-- Data entries --
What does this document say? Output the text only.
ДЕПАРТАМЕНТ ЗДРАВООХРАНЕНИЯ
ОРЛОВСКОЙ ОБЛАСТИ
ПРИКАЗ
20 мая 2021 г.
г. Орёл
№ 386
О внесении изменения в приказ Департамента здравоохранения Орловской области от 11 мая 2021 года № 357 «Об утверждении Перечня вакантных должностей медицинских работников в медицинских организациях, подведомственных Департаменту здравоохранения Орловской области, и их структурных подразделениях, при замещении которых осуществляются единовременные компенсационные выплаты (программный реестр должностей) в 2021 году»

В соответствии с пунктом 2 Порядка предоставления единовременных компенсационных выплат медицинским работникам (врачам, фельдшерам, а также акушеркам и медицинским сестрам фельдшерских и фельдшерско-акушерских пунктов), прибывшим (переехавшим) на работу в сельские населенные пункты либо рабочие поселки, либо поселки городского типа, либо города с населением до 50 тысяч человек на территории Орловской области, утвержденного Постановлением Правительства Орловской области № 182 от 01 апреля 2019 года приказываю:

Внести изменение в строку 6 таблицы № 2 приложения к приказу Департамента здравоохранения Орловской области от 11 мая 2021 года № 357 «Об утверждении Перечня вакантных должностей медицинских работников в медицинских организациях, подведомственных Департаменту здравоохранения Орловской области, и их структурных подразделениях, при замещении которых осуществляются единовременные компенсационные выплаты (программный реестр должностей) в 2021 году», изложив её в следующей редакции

-- Problem details --
Pick out each line containing "компенсационные" and report it.

-- Response to the task --
О внесении изменения в приказ Департамента здравоохранения Орловской области от 11 мая 2021 года № 357 «Об утверждении Перечня вакантных должностей медицинских работников в медицинских организациях, подведомственных Департаменту здравоохранения Орловской области, и их структурных подразделениях, при замещении которых осуществляются единовременные компенсационные выплаты (программный реестр должностей) в 2021 году»
Внести изменение в строку 6 таблицы № 2 приложения к приказу Департамента здравоохранения Орловской области от 11 мая 2021 года № 357 «Об утверждении Перечня вакантных должностей медицинских работников в медицинских организациях, подведомственных Департаменту здравоохранения Орловской области, и их структурных подразделениях, при замещении которых осуществляются единовременные компенсационные выплаты (программный реестр должностей) в 2021 году», изложив её в следующей редакции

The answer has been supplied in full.